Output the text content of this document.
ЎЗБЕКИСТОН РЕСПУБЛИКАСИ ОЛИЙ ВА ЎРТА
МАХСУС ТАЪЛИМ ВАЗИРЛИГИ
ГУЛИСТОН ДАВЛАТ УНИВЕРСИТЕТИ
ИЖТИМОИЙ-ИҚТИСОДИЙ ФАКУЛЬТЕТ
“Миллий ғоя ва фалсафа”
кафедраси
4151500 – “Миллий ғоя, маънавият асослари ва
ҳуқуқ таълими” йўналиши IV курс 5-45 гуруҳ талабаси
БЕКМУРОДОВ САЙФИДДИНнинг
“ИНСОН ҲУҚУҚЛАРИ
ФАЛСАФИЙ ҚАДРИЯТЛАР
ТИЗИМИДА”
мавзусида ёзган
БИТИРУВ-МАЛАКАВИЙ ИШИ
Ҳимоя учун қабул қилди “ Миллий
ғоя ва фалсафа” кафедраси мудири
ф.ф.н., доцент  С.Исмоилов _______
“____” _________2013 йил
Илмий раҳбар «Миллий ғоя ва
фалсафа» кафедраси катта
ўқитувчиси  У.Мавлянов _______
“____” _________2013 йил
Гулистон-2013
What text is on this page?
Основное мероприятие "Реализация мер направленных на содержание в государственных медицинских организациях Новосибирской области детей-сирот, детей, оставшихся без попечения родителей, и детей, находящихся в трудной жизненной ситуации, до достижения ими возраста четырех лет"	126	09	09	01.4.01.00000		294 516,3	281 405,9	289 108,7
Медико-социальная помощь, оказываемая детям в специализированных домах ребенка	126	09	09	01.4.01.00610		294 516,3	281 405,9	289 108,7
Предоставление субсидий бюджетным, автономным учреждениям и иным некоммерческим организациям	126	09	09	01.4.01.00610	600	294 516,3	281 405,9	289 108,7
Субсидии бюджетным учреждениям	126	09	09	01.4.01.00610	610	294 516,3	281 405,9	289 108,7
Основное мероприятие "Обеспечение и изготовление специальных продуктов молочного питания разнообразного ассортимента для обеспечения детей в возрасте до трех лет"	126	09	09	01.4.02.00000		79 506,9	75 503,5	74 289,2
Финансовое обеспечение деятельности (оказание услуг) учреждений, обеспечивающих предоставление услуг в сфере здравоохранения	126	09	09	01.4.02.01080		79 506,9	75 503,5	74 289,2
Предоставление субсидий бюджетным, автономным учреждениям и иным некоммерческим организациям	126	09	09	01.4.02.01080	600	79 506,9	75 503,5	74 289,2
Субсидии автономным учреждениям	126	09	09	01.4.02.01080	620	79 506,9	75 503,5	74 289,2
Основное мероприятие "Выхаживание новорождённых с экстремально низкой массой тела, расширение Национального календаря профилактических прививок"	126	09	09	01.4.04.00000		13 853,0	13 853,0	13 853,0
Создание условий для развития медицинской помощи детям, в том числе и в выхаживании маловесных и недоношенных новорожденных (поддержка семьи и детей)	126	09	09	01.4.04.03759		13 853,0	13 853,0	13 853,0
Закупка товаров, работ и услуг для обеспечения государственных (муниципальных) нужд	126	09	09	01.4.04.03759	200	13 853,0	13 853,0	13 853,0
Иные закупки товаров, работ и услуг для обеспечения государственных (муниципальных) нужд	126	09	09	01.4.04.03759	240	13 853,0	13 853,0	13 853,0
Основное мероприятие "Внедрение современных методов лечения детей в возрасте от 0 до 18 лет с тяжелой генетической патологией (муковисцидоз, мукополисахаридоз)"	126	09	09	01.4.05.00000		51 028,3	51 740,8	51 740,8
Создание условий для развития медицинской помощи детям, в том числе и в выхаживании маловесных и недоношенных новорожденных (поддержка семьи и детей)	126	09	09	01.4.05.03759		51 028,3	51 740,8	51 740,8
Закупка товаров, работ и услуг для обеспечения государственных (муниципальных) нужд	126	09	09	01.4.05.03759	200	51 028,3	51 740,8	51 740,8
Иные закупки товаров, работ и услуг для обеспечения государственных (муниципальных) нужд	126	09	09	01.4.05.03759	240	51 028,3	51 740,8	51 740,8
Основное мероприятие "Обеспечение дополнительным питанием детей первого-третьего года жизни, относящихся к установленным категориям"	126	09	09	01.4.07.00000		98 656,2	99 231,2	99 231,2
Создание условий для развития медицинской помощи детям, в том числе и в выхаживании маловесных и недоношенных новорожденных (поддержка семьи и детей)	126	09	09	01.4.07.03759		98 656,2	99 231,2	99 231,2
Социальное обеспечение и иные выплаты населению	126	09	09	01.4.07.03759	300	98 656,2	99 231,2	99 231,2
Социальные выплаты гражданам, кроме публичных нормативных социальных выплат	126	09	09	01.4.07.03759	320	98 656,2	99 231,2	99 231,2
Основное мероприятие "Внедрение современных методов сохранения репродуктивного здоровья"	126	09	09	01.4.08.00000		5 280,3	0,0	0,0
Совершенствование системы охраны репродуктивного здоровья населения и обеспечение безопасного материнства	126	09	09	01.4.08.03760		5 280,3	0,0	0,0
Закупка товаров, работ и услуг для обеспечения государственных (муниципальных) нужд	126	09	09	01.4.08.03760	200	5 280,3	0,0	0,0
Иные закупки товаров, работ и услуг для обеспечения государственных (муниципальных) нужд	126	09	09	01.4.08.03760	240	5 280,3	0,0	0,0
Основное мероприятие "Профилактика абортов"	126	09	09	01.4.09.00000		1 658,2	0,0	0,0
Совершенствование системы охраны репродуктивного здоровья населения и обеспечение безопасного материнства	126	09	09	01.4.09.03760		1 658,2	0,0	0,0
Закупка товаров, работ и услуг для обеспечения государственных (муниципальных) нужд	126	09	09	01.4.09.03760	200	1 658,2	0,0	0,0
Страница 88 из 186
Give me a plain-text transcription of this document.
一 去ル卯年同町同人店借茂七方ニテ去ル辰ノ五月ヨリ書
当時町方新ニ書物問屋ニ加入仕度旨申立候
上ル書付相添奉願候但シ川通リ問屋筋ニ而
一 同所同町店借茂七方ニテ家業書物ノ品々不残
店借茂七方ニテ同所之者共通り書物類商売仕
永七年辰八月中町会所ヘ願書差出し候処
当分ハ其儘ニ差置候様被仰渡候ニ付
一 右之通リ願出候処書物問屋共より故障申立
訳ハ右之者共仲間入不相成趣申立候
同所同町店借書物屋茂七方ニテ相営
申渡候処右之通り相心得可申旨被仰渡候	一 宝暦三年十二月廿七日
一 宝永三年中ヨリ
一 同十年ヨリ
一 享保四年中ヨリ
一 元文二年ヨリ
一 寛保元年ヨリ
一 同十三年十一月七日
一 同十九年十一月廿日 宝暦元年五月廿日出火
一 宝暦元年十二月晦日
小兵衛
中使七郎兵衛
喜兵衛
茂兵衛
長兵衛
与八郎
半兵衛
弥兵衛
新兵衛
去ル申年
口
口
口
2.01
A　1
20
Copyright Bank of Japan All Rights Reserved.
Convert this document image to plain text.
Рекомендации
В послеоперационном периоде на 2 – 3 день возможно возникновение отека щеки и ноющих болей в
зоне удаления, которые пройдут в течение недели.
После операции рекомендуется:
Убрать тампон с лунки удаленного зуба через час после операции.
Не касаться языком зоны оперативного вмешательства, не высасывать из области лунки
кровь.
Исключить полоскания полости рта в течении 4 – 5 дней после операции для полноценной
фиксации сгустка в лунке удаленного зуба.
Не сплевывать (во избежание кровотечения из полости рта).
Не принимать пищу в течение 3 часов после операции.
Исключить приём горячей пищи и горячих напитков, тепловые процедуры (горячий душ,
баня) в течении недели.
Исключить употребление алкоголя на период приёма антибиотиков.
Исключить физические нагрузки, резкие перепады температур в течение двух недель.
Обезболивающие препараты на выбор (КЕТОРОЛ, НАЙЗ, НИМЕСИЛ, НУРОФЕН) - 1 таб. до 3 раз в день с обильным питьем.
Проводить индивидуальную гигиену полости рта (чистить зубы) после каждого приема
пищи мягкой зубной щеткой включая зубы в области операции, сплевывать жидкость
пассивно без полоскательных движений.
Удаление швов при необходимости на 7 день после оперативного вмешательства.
^^^^
**Your objective**
Search the data above for lines holding "безопасного" and copy each of them.

**Solution below**
Совершенствование системы охраны репродуктивного здоровья населения и обеспечение безопасного материнства	126	09	09	01.4.08.03760		5 280,3	0,0	0,0
Совершенствование системы охраны репродуктивного здоровья населения и обеспечение безопасного материнства	126	09	09	01.4.09.03760		1 658,2	0,0	0,0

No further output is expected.